SOURCE DATA —
______________________________

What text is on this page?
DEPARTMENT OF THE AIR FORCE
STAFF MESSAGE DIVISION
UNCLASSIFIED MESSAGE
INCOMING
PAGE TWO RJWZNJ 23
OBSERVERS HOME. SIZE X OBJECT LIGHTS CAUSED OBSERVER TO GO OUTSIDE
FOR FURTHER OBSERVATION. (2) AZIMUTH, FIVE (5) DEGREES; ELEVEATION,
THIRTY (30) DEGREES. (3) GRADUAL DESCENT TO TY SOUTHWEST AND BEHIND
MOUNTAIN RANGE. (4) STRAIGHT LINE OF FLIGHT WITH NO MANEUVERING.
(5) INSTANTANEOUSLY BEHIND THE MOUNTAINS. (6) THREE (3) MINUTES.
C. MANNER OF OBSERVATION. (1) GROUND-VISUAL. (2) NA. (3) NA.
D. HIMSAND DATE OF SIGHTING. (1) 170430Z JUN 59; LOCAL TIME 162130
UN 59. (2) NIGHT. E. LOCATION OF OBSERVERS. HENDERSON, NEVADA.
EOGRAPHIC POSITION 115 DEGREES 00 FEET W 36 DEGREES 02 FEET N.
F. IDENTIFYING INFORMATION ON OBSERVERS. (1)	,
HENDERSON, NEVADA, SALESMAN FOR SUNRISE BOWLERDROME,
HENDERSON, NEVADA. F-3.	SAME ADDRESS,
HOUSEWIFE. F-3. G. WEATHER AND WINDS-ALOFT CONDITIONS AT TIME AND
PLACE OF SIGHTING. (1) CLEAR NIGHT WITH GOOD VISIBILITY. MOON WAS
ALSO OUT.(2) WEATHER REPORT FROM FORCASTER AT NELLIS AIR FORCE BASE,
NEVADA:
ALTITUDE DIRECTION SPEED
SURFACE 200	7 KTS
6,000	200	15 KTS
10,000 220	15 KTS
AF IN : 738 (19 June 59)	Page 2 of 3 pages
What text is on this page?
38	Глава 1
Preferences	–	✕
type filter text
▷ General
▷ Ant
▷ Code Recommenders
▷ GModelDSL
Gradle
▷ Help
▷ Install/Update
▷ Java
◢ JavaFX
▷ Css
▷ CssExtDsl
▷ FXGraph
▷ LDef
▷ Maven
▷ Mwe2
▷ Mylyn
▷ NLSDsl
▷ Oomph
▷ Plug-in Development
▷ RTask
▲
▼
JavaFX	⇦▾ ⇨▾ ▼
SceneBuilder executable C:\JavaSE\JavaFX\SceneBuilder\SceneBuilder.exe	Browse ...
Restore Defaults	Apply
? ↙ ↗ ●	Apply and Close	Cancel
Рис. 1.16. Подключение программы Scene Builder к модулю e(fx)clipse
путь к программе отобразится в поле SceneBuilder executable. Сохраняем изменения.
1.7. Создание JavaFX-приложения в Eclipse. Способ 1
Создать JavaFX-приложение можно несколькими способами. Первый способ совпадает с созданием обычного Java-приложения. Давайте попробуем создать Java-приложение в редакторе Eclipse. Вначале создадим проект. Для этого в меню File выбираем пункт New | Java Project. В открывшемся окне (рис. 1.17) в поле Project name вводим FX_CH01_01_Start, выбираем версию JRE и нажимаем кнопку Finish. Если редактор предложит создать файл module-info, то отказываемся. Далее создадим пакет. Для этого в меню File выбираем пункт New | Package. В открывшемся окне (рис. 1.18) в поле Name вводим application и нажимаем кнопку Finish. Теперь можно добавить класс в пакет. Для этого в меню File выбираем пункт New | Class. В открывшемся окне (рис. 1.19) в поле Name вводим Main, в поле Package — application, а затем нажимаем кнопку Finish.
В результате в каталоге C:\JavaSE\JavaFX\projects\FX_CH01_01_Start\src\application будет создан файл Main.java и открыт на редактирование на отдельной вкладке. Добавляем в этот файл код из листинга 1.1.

______________________________

PROMPT — Extract the listing in its entirety and repeat it exactly.

SOLUTION TO THIS PROBLEM —
What text is on this page?
DEPARTMENT OF THE AIR FORCE
STAFF MESSAGE DIVISION
UNCLASSIFIED MESSAGE
INCOMING
PAGE TWO RJWZNJ 23
OBSERVERS HOME. SIZE X OBJECT LIGHTS CAUSED OBSERVER TO GO OUTSIDE
FOR FURTHER OBSERVATION. (2) AZIMUTH, FIVE (5) DEGREES; ELEVEATION,
THIRTY (30) DEGREES. (3) GRADUAL DESCENT TO TY SOUTHWEST AND BEHIND
MOUNTAIN RANGE. (4) STRAIGHT LINE OF FLIGHT WITH NO MANEUVERING.
(5) INSTANTANEOUSLY BEHIND THE MOUNTAINS. (6) THREE (3) MINUTES.
C. MANNER OF OBSERVATION. (1) GROUND-VISUAL. (2) NA. (3) NA.
D. HIMSAND DATE OF SIGHTING. (1) 170430Z JUN 59; LOCAL TIME 162130
UN 59. (2) NIGHT. E. LOCATION OF OBSERVERS. HENDERSON, NEVADA.
EOGRAPHIC POSITION 115 DEGREES 00 FEET W 36 DEGREES 02 FEET N.
F. IDENTIFYING INFORMATION ON OBSERVERS. (1)	,
HENDERSON, NEVADA, SALESMAN FOR SUNRISE BOWLERDROME,
HENDERSON, NEVADA. F-3.	SAME ADDRESS,
HOUSEWIFE. F-3. G. WEATHER AND WINDS-ALOFT CONDITIONS AT TIME AND
PLACE OF SIGHTING. (1) CLEAR NIGHT WITH GOOD VISIBILITY. MOON WAS
ALSO OUT.(2) WEATHER REPORT FROM FORCASTER AT NELLIS AIR FORCE BASE,
NEVADA:
ALTITUDE DIRECTION SPEED
SURFACE 200	7 KTS
6,000	200	15 KTS
10,000 220	15 KTS
AF IN : 738 (19 June 59)	Page 2 of 3 pages
What text is on this page?
38	Глава 1
Preferences	–	✕
type filter text
▷ General
▷ Ant
▷ Code Recommenders
▷ GModelDSL
Gradle
▷ Help
▷ Install/Update
▷ Java
◢ JavaFX
▷ Css
▷ CssExtDsl
▷ FXGraph
▷ LDef
▷ Maven
▷ Mwe2
▷ Mylyn
▷ NLSDsl
▷ Oomph
▷ Plug-in Development
▷ RTask
▲
▼
JavaFX	⇦▾ ⇨▾ ▼
SceneBuilder executable C:\JavaSE\JavaFX\SceneBuilder\SceneBuilder.exe	Browse ...
Restore Defaults	Apply
? ↙ ↗ ●	Apply and Close	Cancel
Рис. 1.16. Подключение программы Scene Builder к модулю e(fx)clipse
путь к программе отобразится в поле SceneBuilder executable. Сохраняем изменения.
1.7. Создание JavaFX-приложения в Eclipse. Способ 1
Создать JavaFX-приложение можно несколькими способами. Первый способ совпадает с созданием обычного Java-приложения. Давайте попробуем создать Java-приложение в редакторе Eclipse. Вначале создадим проект. Для этого в меню File выбираем пункт New | Java Project. В открывшемся окне (рис. 1.17) в поле Project name вводим FX_CH01_01_Start, выбираем версию JRE и нажимаем кнопку Finish. Если редактор предложит создать файл module-info, то отказываемся. Далее создадим пакет. Для этого в меню File выбираем пункт New | Package. В открывшемся окне (рис. 1.18) в поле Name вводим application и нажимаем кнопку Finish. Теперь можно добавить класс в пакет. Для этого в меню File выбираем пункт New | Class. В открывшемся окне (рис. 1.19) в поле Name вводим Main, в поле Package — application, а затем нажимаем кнопку Finish.
В результате в каталоге C:\JavaSE\JavaFX\projects\FX_CH01_01_Start\src\application будет создан файл Main.java и открыт на редактирование на отдельной вкладке. Добавляем в этот файл код из листинга 1.1.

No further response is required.